All records are to be retyped faithfully and completely.

-- Begin DATA TO USE --

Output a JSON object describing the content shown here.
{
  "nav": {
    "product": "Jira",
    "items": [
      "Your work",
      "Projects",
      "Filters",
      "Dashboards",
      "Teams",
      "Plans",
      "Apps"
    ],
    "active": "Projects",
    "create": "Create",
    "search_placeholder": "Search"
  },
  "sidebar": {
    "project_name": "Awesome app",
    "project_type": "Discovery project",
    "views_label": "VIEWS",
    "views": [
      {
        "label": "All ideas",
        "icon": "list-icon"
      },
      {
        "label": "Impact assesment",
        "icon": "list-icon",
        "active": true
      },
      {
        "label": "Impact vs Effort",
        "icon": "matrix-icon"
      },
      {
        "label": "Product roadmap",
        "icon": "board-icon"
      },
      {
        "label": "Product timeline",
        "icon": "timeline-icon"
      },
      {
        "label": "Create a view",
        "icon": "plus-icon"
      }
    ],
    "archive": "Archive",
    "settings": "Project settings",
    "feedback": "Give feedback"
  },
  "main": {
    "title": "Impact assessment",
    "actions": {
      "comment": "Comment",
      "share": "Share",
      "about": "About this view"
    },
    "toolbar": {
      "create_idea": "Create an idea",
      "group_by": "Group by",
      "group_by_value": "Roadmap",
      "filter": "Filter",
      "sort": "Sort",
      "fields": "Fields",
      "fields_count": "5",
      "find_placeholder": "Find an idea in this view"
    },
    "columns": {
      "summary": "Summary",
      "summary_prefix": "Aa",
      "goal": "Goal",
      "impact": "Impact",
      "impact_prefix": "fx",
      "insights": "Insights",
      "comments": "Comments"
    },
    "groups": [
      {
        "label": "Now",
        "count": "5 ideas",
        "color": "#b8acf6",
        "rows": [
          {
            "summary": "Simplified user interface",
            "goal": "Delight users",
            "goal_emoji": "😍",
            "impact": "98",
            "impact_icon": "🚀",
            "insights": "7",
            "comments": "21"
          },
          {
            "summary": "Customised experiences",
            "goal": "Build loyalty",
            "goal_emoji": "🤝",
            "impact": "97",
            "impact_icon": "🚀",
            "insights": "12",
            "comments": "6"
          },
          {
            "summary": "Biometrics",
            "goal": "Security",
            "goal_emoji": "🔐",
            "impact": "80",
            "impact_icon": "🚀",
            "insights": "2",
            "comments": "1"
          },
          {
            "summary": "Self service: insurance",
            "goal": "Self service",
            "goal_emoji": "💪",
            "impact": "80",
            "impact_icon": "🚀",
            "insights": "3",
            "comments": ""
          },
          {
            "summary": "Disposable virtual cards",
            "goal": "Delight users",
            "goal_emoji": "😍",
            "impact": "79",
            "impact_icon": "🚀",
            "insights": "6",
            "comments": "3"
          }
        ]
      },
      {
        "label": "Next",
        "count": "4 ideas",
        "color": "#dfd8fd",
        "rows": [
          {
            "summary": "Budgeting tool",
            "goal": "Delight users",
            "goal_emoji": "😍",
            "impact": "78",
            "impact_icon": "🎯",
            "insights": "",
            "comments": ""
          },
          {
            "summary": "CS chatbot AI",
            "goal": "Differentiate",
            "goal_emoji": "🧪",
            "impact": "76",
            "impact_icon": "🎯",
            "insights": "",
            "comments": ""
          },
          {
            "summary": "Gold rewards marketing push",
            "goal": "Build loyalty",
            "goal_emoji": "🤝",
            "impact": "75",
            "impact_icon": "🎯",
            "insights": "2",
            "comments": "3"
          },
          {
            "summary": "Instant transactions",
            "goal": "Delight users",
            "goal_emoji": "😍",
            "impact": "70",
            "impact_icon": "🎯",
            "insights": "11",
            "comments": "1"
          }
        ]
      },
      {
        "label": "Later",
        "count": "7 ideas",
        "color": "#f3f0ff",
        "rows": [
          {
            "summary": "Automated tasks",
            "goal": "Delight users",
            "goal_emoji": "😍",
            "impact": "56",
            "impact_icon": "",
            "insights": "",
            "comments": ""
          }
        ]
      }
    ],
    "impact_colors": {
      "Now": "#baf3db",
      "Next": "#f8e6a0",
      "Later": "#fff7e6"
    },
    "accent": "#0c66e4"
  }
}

-- End DATA TO USE --

* _RESPONSE FOR THIS EXERCISE_:
Output a JSON object describing the content shown here.
{
  "nav": {
    "product": "Jira",
    "items": [
      "Your work",
      "Projects",
      "Filters",
      "Dashboards",
      "Teams",
      "Plans",
      "Apps"
    ],
    "active": "Projects",
    "create": "Create",
    "search_placeholder": "Search"
  },
  "sidebar": {
    "project_name": "Awesome app",
    "project_type": "Discovery project",
    "views_label": "VIEWS",
    "views": [
      {
        "label": "All ideas",
        "icon": "list-icon"
      },
      {
        "label": "Impact assesment",
        "icon": "list-icon",
        "active": true
      },
      {
        "label": "Impact vs Effort",
        "icon": "matrix-icon"
      },
      {
        "label": "Product roadmap",
        "icon": "board-icon"
      },
      {
        "label": "Product timeline",
        "icon": "timeline-icon"
      },
      {
        "label": "Create a view",
        "icon": "plus-icon"
      }
    ],
    "archive": "Archive",
    "settings": "Project settings",
    "feedback": "Give feedback"
  },
  "main": {
    "title": "Impact assessment",
    "actions": {
      "comment": "Comment",
      "share": "Share",
      "about": "About this view"
    },
    "toolbar": {
      "create_idea": "Create an idea",
      "group_by": "Group by",
      "group_by_value": "Roadmap",
      "filter": "Filter",
      "sort": "Sort",
      "fields": "Fields",
      "fields_count": "5",
      "find_placeholder": "Find an idea in this view"
    },
    "columns": {
      "summary": "Summary",
      "summary_prefix": "Aa",
      "goal": "Goal",
      "impact": "Impact",
      "impact_prefix": "fx",
      "insights": "Insights",
      "comments": "Comments"
    },
    "groups": [
      {
        "label": "Now",
        "count": "5 ideas",
        "color": "#b8acf6",
        "rows": [
          {
            "summary": "Simplified user interface",
            "goal": "Delight users",
            "goal_emoji": "😍",
            "impact": "98",
            "impact_icon": "🚀",
            "insights": "7",
            "comments": "21"
          },
          {
            "summary": "Customised experiences",
            "goal": "Build loyalty",
            "goal_emoji": "🤝",
            "impact": "97",
            "impact_icon": "🚀",
            "insights": "12",
            "comments": "6"
          },
          {
            "summary": "Biometrics",
            "goal": "Security",
            "goal_emoji": "🔐",
            "impact": "80",
            "impact_icon": "🚀",
            "insights": "2",
            "comments": "1"
          },
          {
            "summary": "Self service: insurance",
            "goal": "Self service",
            "goal_emoji": "💪",
            "impact": "80",
            "impact_icon": "🚀",
            "insights": "3",
            "comments": ""
          },
          {
            "summary": "Disposable virtual cards",
            "goal": "Delight users",
            "goal_emoji": "😍",
            "impact": "79",
            "impact_icon": "🚀",
            "insights": "6",
            "comments": "3"
          }
        ]
      },
      {
        "label": "Next",
        "count": "4 ideas",
        "color": "#dfd8fd",
        "rows": [
          {
            "summary": "Budgeting tool",
            "goal": "Delight users",
            "goal_emoji": "😍",
            "impact": "78",
            "impact_icon": "🎯",
            "insights": "",
            "comments": ""
          },
          {
            "summary": "CS chatbot AI",
            "goal": "Differentiate",
            "goal_emoji": "🧪",
            "impact": "76",
            "impact_icon": "🎯",
            "insights": "",
            "comments": ""
          },
          {
            "summary": "Gold rewards marketing push",
            "goal": "Build loyalty",
            "goal_emoji": "🤝",
            "impact": "75",
            "impact_icon": "🎯",
            "insights": "2",
            "comments": "3"
          },
          {
            "summary": "Instant transactions",
            "goal": "Delight users",
            "goal_emoji": "😍",
            "impact": "70",
            "impact_icon": "🎯",
            "insights": "11",
            "comments": "1"
          }
        ]
      },
      {
        "label": "Later",
        "count": "7 ideas",
        "color": "#f3f0ff",
        "rows": [
          {
            "summary": "Automated tasks",
            "goal": "Delight users",
            "goal_emoji": "😍",
            "impact": "56",
            "impact_icon": "",
            "insights": "",
            "comments": ""
          }
        ]
      }
    ],
    "impact_colors": {
      "Now": "#baf3db",
      "Next": "#f8e6a0",
      "Later": "#fff7e6"
    },
    "accent": "#0c66e4"
  }
}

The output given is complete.